--- Exercise task ---
Please write the listing below out again exactly, leaving every picture behind.

--- Extracted data ---
►

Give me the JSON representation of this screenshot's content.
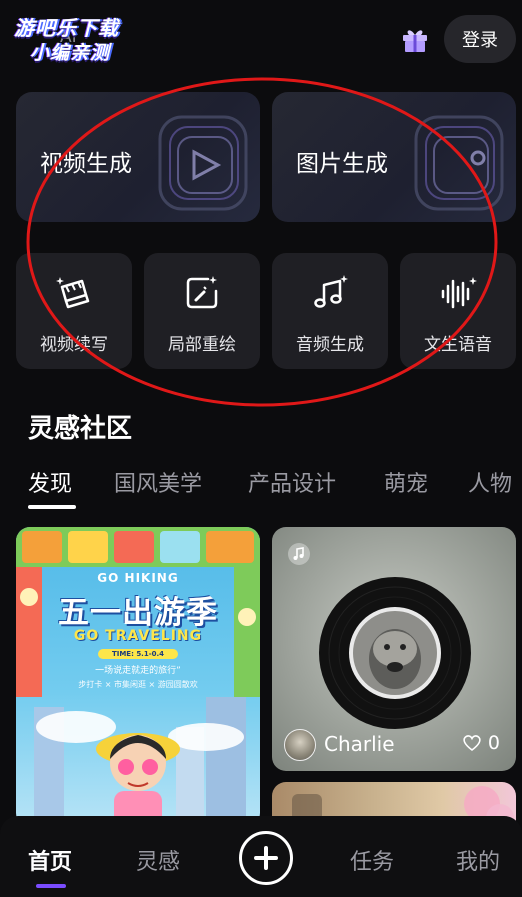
{
  "header": {
    "watermark_line1": "游吧乐下载",
    "watermark_line2": "小编亲测",
    "app_title": "AI",
    "login_label": "登录",
    "gift_icon": "gift-icon"
  },
  "features": [
    {
      "label": "视频生成",
      "icon": "play-frame-icon"
    },
    {
      "label": "图片生成",
      "icon": "image-frame-icon"
    }
  ],
  "tools": [
    {
      "label": "视频续写",
      "icon": "clapper-sparkle-icon"
    },
    {
      "label": "局部重绘",
      "icon": "image-brush-icon"
    },
    {
      "label": "音频生成",
      "icon": "music-note-sparkle-icon"
    },
    {
      "label": "文生语音",
      "icon": "waveform-sparkle-icon"
    }
  ],
  "community": {
    "title": "灵感社区",
    "tabs": [
      "发现",
      "国风美学",
      "产品设计",
      "萌宠",
      "人物"
    ],
    "active_tab": "发现"
  },
  "feed": [
    {
      "type": "poster",
      "texts": {
        "gohiking": "GO HIKING",
        "headline": "五一出游季",
        "traveling": "GO TRAVELING",
        "time": "TIME: 5.1-0.4",
        "tagline": "一场说走就走的旅行”",
        "subtags": "步打卡 × 市集闲逛 × 游园圆散欢"
      }
    },
    {
      "type": "music",
      "owner": "Charlie",
      "likes": "0"
    },
    {
      "type": "image"
    }
  ],
  "bottom_nav": {
    "items": [
      "首页",
      "灵感",
      "任务",
      "我的"
    ],
    "active": "首页",
    "create_icon": "plus-circle-icon"
  },
  "colors": {
    "background": "#0c0c0e",
    "card": "#1f1f24",
    "accent": "#7a4cff",
    "annotation": "#e01818"
  }
}
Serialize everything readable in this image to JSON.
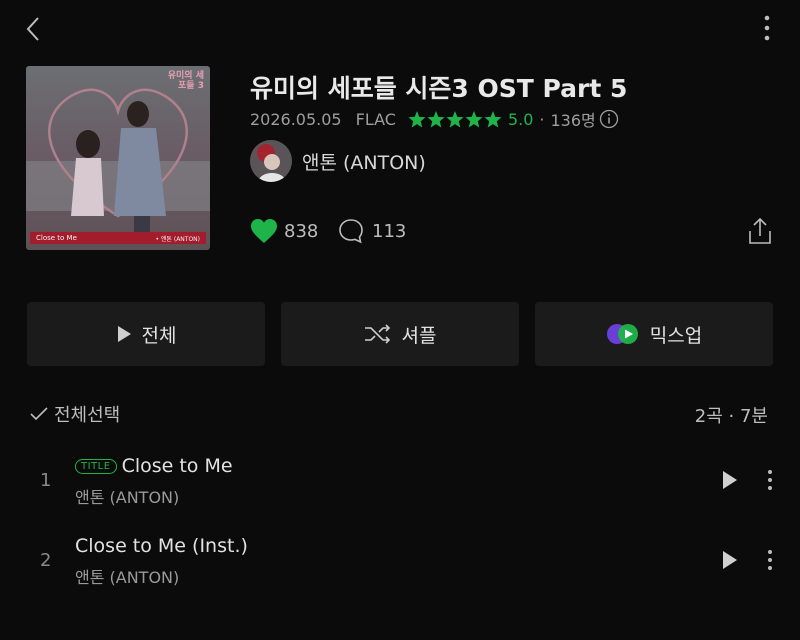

◄

--- Output of the exercise ---
Give me the JSON representation of this screenshot's content.
{
  "header": {
    "watermark_line1": "游吧乐下载",
    "watermark_line2": "小编亲测",
    "app_title": "AI",
    "login_label": "登录",
    "gift_icon": "gift-icon"
  },
  "features": [
    {
      "label": "视频生成",
      "icon": "play-frame-icon"
    },
    {
      "label": "图片生成",
      "icon": "image-frame-icon"
    }
  ],
  "tools": [
    {
      "label": "视频续写",
      "icon": "clapper-sparkle-icon"
    },
    {
      "label": "局部重绘",
      "icon": "image-brush-icon"
    },
    {
      "label": "音频生成",
      "icon": "music-note-sparkle-icon"
    },
    {
      "label": "文生语音",
      "icon": "waveform-sparkle-icon"
    }
  ],
  "community": {
    "title": "灵感社区",
    "tabs": [
      "发现",
      "国风美学",
      "产品设计",
      "萌宠",
      "人物"
    ],
    "active_tab": "发现"
  },
  "feed": [
    {
      "type": "poster",
      "texts": {
        "gohiking": "GO HIKING",
        "headline": "五一出游季",
        "traveling": "GO TRAVELING",
        "time": "TIME: 5.1-0.4",
        "tagline": "一场说走就走的旅行”",
        "subtags": "步打卡 × 市集闲逛 × 游园圆散欢"
      }
    },
    {
      "type": "music",
      "owner": "Charlie",
      "likes": "0"
    },
    {
      "type": "image"
    }
  ],
  "bottom_nav": {
    "items": [
      "首页",
      "灵感",
      "任务",
      "我的"
    ],
    "active": "首页",
    "create_icon": "plus-circle-icon"
  },
  "colors": {
    "background": "#0c0c0e",
    "card": "#1f1f24",
    "accent": "#7a4cff",
    "annotation": "#e01818"
  }
}
Serialize everything readable in this image to JSON.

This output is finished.